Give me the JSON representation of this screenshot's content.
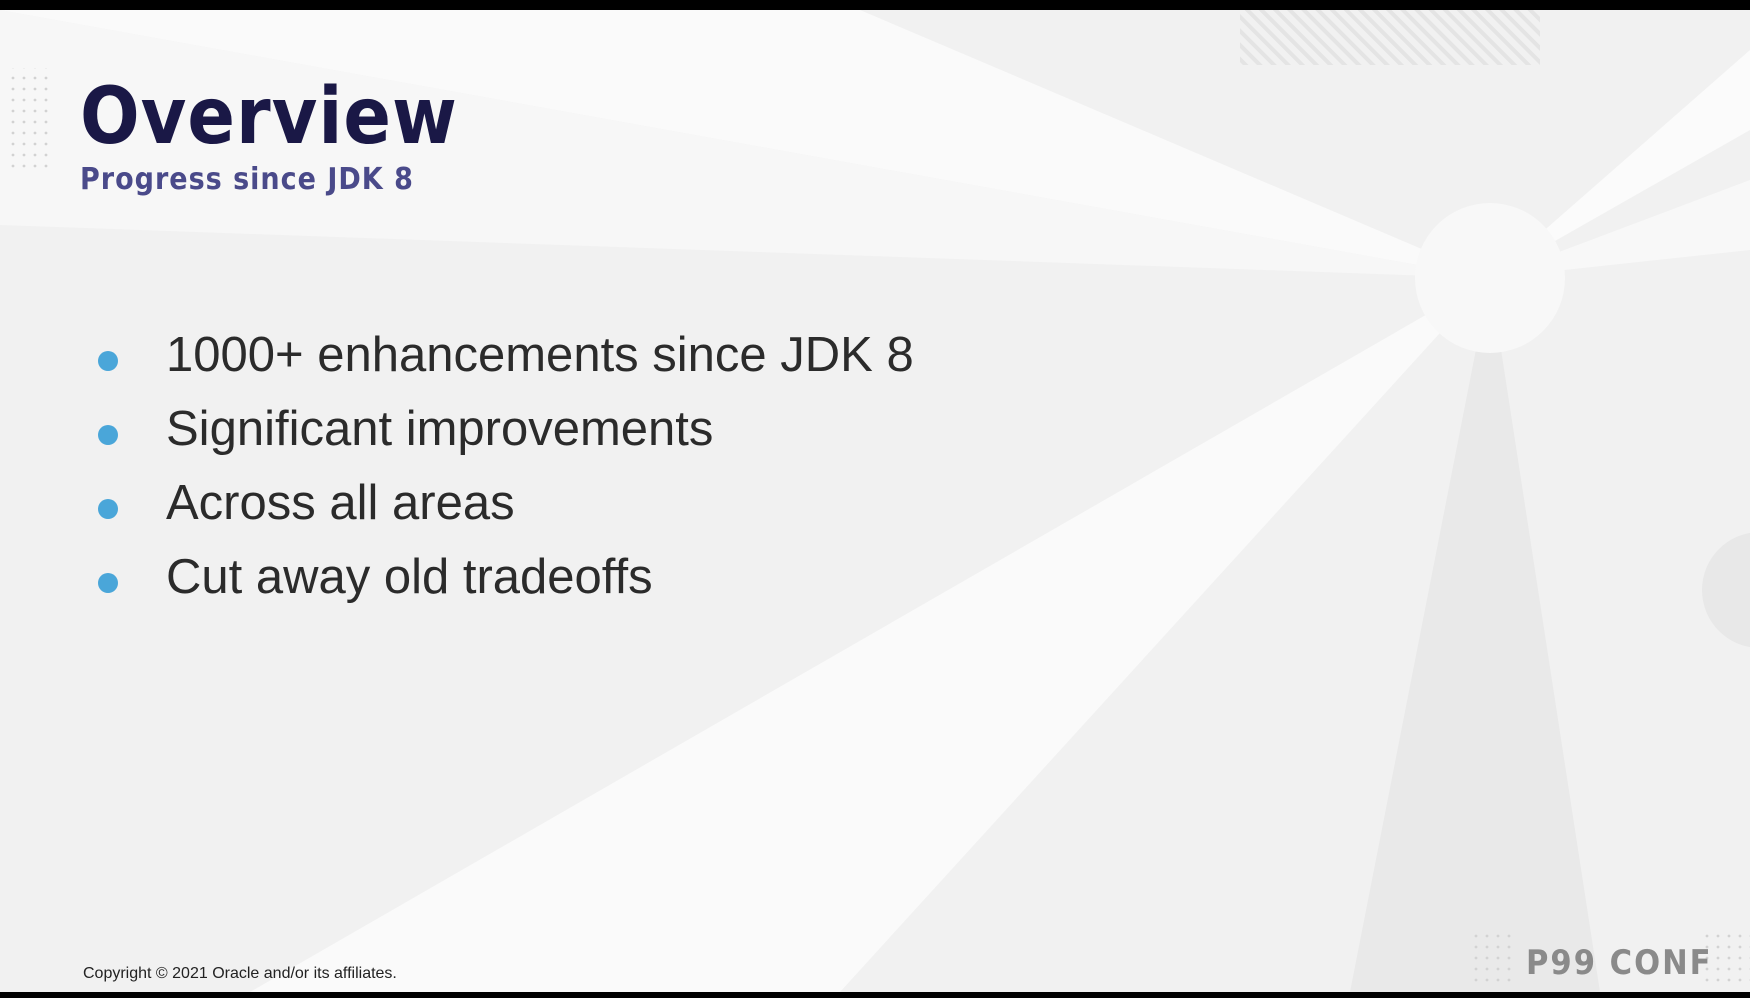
{
  "slide": {
    "title": "Overview",
    "subtitle": "Progress since JDK 8",
    "bullets": [
      "1000+ enhancements since JDK 8",
      "Significant improvements",
      "Across all areas",
      "Cut away old tradeoffs"
    ],
    "footer": {
      "copyright": "Copyright © 2021 Oracle and/or its affiliates.",
      "brand": "P99 CONF"
    }
  },
  "colors": {
    "title": "#1a1846",
    "subtitle": "#4a4a8a",
    "bullet_dot": "#4aa6d9",
    "background": "#f1f1f1"
  }
}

····················

## What you will do
Reproduce all entries exactly. Pictures do not belong in the copy.

## Result of the exercise
Give me the JSON representation of this screenshot's content.
{
  "slide": {
    "title": "Overview",
    "subtitle": "Progress since JDK 8",
    "bullets": [
      "1000+ enhancements since JDK 8",
      "Significant improvements",
      "Across all areas",
      "Cut away old tradeoffs"
    ],
    "footer": {
      "copyright": "Copyright © 2021 Oracle and/or its affiliates.",
      "brand": "P99 CONF"
    }
  },
  "colors": {
    "title": "#1a1846",
    "subtitle": "#4a4a8a",
    "bullet_dot": "#4aa6d9",
    "background": "#f1f1f1"
  }
}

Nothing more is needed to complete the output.